- **Given task**
Repeat the lines that follow, leaving nothing out.

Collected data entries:
════════════════

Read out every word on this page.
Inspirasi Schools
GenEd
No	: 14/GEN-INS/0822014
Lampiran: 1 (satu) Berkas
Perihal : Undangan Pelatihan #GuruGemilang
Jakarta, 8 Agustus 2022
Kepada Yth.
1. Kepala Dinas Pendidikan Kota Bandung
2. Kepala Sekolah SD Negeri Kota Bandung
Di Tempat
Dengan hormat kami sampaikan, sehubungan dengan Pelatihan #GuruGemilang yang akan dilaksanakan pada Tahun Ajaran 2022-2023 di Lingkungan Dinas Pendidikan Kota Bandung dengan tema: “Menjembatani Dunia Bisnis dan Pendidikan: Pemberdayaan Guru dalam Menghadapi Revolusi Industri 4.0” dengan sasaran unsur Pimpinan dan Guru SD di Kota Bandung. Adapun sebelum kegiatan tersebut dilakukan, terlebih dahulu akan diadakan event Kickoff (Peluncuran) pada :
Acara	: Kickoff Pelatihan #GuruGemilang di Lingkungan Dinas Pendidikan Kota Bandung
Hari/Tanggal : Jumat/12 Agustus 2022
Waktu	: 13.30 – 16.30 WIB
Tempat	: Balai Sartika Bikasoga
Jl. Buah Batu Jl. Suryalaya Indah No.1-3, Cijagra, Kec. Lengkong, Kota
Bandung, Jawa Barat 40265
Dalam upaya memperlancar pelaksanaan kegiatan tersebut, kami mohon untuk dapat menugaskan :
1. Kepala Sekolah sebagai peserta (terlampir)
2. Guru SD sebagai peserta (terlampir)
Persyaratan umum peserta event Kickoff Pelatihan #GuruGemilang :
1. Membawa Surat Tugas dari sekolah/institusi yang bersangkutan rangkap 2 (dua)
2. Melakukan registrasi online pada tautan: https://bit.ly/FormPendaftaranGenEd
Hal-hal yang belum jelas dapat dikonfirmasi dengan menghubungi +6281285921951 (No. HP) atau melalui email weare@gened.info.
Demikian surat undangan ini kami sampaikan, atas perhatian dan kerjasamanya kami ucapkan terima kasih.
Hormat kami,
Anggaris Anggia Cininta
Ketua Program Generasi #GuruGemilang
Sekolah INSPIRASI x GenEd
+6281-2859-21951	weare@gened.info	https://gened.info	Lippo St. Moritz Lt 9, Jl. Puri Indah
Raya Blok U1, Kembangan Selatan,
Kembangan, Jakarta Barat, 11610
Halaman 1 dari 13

════════════════

- **Right answer**
Read out every word on this page.
Inspirasi Schools
GenEd
No	: 14/GEN-INS/0822014
Lampiran: 1 (satu) Berkas
Perihal : Undangan Pelatihan #GuruGemilang
Jakarta, 8 Agustus 2022
Kepada Yth.
1. Kepala Dinas Pendidikan Kota Bandung
2. Kepala Sekolah SD Negeri Kota Bandung
Di Tempat
Dengan hormat kami sampaikan, sehubungan dengan Pelatihan #GuruGemilang yang akan dilaksanakan pada Tahun Ajaran 2022-2023 di Lingkungan Dinas Pendidikan Kota Bandung dengan tema: “Menjembatani Dunia Bisnis dan Pendidikan: Pemberdayaan Guru dalam Menghadapi Revolusi Industri 4.0” dengan sasaran unsur Pimpinan dan Guru SD di Kota Bandung. Adapun sebelum kegiatan tersebut dilakukan, terlebih dahulu akan diadakan event Kickoff (Peluncuran) pada :
Acara	: Kickoff Pelatihan #GuruGemilang di Lingkungan Dinas Pendidikan Kota Bandung
Hari/Tanggal : Jumat/12 Agustus 2022
Waktu	: 13.30 – 16.30 WIB
Tempat	: Balai Sartika Bikasoga
Jl. Buah Batu Jl. Suryalaya Indah No.1-3, Cijagra, Kec. Lengkong, Kota
Bandung, Jawa Barat 40265
Dalam upaya memperlancar pelaksanaan kegiatan tersebut, kami mohon untuk dapat menugaskan :
1. Kepala Sekolah sebagai peserta (terlampir)
2. Guru SD sebagai peserta (terlampir)
Persyaratan umum peserta event Kickoff Pelatihan #GuruGemilang :
1. Membawa Surat Tugas dari sekolah/institusi yang bersangkutan rangkap 2 (dua)
2. Melakukan registrasi online pada tautan: https://bit.ly/FormPendaftaranGenEd
Hal-hal yang belum jelas dapat dikonfirmasi dengan menghubungi +6281285921951 (No. HP) atau melalui email weare@gened.info.
Demikian surat undangan ini kami sampaikan, atas perhatian dan kerjasamanya kami ucapkan terima kasih.
Hormat kami,
Anggaris Anggia Cininta
Ketua Program Generasi #GuruGemilang
Sekolah INSPIRASI x GenEd
+6281-2859-21951	weare@gened.info	https://gened.info	Lippo St. Moritz Lt 9, Jl. Puri Indah
Raya Blok U1, Kembangan Selatan,
Kembangan, Jakarta Barat, 11610
Halaman 1 dari 13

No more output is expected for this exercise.